→ Written instruction
Word for word, restate every line of the listing that follows.

Collected data
━━━━━━

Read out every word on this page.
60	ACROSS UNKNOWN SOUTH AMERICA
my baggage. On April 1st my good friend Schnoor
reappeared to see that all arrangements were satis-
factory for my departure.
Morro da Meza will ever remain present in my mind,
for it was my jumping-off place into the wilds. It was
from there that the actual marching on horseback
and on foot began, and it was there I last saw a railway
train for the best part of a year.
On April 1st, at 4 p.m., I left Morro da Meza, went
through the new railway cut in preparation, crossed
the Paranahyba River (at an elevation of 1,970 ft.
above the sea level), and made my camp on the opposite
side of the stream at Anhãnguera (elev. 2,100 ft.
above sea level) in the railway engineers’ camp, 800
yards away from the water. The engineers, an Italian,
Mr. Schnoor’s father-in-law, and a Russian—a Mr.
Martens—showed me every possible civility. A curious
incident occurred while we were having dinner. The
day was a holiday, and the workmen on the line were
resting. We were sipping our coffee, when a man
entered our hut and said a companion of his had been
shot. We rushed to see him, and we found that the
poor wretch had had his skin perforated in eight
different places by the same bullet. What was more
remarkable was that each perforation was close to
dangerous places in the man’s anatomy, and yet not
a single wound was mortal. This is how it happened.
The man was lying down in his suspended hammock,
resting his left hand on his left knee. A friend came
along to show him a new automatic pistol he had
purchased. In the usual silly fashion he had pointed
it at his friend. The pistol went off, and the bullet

━━━━━━

→ Written response
Read out every word on this page.
60	ACROSS UNKNOWN SOUTH AMERICA
my baggage. On April 1st my good friend Schnoor
reappeared to see that all arrangements were satis-
factory for my departure.
Morro da Meza will ever remain present in my mind,
for it was my jumping-off place into the wilds. It was
from there that the actual marching on horseback
and on foot began, and it was there I last saw a railway
train for the best part of a year.
On April 1st, at 4 p.m., I left Morro da Meza, went
through the new railway cut in preparation, crossed
the Paranahyba River (at an elevation of 1,970 ft.
above the sea level), and made my camp on the opposite
side of the stream at Anhãnguera (elev. 2,100 ft.
above sea level) in the railway engineers’ camp, 800
yards away from the water. The engineers, an Italian,
Mr. Schnoor’s father-in-law, and a Russian—a Mr.
Martens—showed me every possible civility. A curious
incident occurred while we were having dinner. The
day was a holiday, and the workmen on the line were
resting. We were sipping our coffee, when a man
entered our hut and said a companion of his had been
shot. We rushed to see him, and we found that the
poor wretch had had his skin perforated in eight
different places by the same bullet. What was more
remarkable was that each perforation was close to
dangerous places in the man’s anatomy, and yet not
a single wound was mortal. This is how it happened.
The man was lying down in his suspended hammock,
resting his left hand on his left knee. A friend came
along to show him a new automatic pistol he had
purchased. In the usual silly fashion he had pointed
it at his friend. The pistol went off, and the bullet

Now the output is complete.